SHORT PROBLEM:
Take the material below and write it all out again exactly.

SOURCE MATERIAL:
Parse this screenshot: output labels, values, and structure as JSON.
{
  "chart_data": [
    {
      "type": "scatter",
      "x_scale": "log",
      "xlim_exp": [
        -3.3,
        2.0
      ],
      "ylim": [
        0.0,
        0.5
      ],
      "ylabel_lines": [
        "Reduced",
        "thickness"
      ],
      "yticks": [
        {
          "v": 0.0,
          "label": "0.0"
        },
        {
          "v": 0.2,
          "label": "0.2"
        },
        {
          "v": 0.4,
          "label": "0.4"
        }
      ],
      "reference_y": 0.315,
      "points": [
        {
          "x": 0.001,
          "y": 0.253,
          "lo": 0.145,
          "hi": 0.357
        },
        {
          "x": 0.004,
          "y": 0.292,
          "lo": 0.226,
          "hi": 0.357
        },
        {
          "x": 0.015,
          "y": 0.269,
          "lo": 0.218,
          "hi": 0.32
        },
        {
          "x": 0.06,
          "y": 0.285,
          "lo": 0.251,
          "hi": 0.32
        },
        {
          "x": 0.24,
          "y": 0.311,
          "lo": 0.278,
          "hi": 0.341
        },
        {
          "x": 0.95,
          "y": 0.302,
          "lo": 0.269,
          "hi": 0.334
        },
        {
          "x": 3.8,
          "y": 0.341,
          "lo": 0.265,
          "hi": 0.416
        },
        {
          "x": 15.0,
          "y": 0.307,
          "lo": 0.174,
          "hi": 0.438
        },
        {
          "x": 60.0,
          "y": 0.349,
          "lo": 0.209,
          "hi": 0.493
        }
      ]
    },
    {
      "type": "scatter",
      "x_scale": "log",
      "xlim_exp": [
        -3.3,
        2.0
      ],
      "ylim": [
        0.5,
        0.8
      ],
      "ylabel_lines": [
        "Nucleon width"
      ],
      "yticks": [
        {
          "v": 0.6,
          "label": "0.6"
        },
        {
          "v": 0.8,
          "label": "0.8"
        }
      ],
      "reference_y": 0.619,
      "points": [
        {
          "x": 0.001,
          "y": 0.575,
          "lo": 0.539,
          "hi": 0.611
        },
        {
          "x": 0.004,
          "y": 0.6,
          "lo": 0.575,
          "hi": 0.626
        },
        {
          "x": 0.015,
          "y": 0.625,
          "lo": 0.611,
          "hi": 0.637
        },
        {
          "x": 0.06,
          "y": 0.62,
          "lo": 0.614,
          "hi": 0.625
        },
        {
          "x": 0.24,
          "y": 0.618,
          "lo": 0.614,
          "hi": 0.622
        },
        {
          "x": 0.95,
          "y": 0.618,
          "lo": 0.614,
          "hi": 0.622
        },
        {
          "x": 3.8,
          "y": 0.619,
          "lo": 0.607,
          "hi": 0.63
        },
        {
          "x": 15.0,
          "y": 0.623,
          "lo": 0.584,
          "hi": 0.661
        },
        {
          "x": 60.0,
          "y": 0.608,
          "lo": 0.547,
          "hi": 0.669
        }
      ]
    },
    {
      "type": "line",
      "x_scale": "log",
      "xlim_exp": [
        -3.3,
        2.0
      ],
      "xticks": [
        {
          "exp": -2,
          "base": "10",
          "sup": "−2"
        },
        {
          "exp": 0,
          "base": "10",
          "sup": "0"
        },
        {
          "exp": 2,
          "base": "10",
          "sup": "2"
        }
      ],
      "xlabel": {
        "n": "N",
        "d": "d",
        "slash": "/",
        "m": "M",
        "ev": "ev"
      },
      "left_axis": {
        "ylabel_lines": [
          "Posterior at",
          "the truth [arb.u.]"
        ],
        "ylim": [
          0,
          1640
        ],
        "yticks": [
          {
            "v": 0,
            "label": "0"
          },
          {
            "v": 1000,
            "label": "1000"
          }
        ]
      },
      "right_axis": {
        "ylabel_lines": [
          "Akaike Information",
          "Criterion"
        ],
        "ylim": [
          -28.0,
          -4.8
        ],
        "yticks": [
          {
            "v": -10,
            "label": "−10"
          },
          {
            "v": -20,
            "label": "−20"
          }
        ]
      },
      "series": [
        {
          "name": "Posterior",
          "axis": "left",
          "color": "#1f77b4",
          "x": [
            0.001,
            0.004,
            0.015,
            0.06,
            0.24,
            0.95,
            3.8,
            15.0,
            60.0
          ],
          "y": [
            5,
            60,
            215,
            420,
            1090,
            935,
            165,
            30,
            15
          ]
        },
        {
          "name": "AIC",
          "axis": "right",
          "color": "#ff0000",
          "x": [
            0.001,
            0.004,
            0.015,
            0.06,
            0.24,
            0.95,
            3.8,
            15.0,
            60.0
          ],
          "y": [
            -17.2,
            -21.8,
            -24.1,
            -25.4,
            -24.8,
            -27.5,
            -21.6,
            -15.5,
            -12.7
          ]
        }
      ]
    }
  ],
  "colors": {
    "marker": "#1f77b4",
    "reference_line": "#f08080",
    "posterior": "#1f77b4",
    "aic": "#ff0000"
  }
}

RIGHT ANSWER:
Parse this screenshot: output labels, values, and structure as JSON.
{
  "chart_data": [
    {
      "type": "scatter",
      "x_scale": "log",
      "xlim_exp": [
        -3.3,
        2.0
      ],
      "ylim": [
        0.0,
        0.5
      ],
      "ylabel_lines": [
        "Reduced",
        "thickness"
      ],
      "yticks": [
        {
          "v": 0.0,
          "label": "0.0"
        },
        {
          "v": 0.2,
          "label": "0.2"
        },
        {
          "v": 0.4,
          "label": "0.4"
        }
      ],
      "reference_y": 0.315,
      "points": [
        {
          "x": 0.001,
          "y": 0.253,
          "lo": 0.145,
          "hi": 0.357
        },
        {
          "x": 0.004,
          "y": 0.292,
          "lo": 0.226,
          "hi": 0.357
        },
        {
          "x": 0.015,
          "y": 0.269,
          "lo": 0.218,
          "hi": 0.32
        },
        {
          "x": 0.06,
          "y": 0.285,
          "lo": 0.251,
          "hi": 0.32
        },
        {
          "x": 0.24,
          "y": 0.311,
          "lo": 0.278,
          "hi": 0.341
        },
        {
          "x": 0.95,
          "y": 0.302,
          "lo": 0.269,
          "hi": 0.334
        },
        {
          "x": 3.8,
          "y": 0.341,
          "lo": 0.265,
          "hi": 0.416
        },
        {
          "x": 15.0,
          "y": 0.307,
          "lo": 0.174,
          "hi": 0.438
        },
        {
          "x": 60.0,
          "y": 0.349,
          "lo": 0.209,
          "hi": 0.493
        }
      ]
    },
    {
      "type": "scatter",
      "x_scale": "log",
      "xlim_exp": [
        -3.3,
        2.0
      ],
      "ylim": [
        0.5,
        0.8
      ],
      "ylabel_lines": [
        "Nucleon width"
      ],
      "yticks": [
        {
          "v": 0.6,
          "label": "0.6"
        },
        {
          "v": 0.8,
          "label": "0.8"
        }
      ],
      "reference_y": 0.619,
      "points": [
        {
          "x": 0.001,
          "y": 0.575,
          "lo": 0.539,
          "hi": 0.611
        },
        {
          "x": 0.004,
          "y": 0.6,
          "lo": 0.575,
          "hi": 0.626
        },
        {
          "x": 0.015,
          "y": 0.625,
          "lo": 0.611,
          "hi": 0.637
        },
        {
          "x": 0.06,
          "y": 0.62,
          "lo": 0.614,
          "hi": 0.625
        },
        {
          "x": 0.24,
          "y": 0.618,
          "lo": 0.614,
          "hi": 0.622
        },
        {
          "x": 0.95,
          "y": 0.618,
          "lo": 0.614,
          "hi": 0.622
        },
        {
          "x": 3.8,
          "y": 0.619,
          "lo": 0.607,
          "hi": 0.63
        },
        {
          "x": 15.0,
          "y": 0.623,
          "lo": 0.584,
          "hi": 0.661
        },
        {
          "x": 60.0,
          "y": 0.608,
          "lo": 0.547,
          "hi": 0.669
        }
      ]
    },
    {
      "type": "line",
      "x_scale": "log",
      "xlim_exp": [
        -3.3,
        2.0
      ],
      "xticks": [
        {
          "exp": -2,
          "base": "10",
          "sup": "−2"
        },
        {
          "exp": 0,
          "base": "10",
          "sup": "0"
        },
        {
          "exp": 2,
          "base": "10",
          "sup": "2"
        }
      ],
      "xlabel": {
        "n": "N",
        "d": "d",
        "slash": "/",
        "m": "M",
        "ev": "ev"
      },
      "left_axis": {
        "ylabel_lines": [
          "Posterior at",
          "the truth [arb.u.]"
        ],
        "ylim": [
          0,
          1640
        ],
        "yticks": [
          {
            "v": 0,
            "label": "0"
          },
          {
            "v": 1000,
            "label": "1000"
          }
        ]
      },
      "right_axis": {
        "ylabel_lines": [
          "Akaike Information",
          "Criterion"
        ],
        "ylim": [
          -28.0,
          -4.8
        ],
        "yticks": [
          {
            "v": -10,
            "label": "−10"
          },
          {
            "v": -20,
            "label": "−20"
          }
        ]
      },
      "series": [
        {
          "name": "Posterior",
          "axis": "left",
          "color": "#1f77b4",
          "x": [
            0.001,
            0.004,
            0.015,
            0.06,
            0.24,
            0.95,
            3.8,
            15.0,
            60.0
          ],
          "y": [
            5,
            60,
            215,
            420,
            1090,
            935,
            165,
            30,
            15
          ]
        },
        {
          "name": "AIC",
          "axis": "right",
          "color": "#ff0000",
          "x": [
            0.001,
            0.004,
            0.015,
            0.06,
            0.24,
            0.95,
            3.8,
            15.0,
            60.0
          ],
          "y": [
            -17.2,
            -21.8,
            -24.1,
            -25.4,
            -24.8,
            -27.5,
            -21.6,
            -15.5,
            -12.7
          ]
        }
      ]
    }
  ],
  "colors": {
    "marker": "#1f77b4",
    "reference_line": "#f08080",
    "posterior": "#1f77b4",
    "aic": "#ff0000"
  }
}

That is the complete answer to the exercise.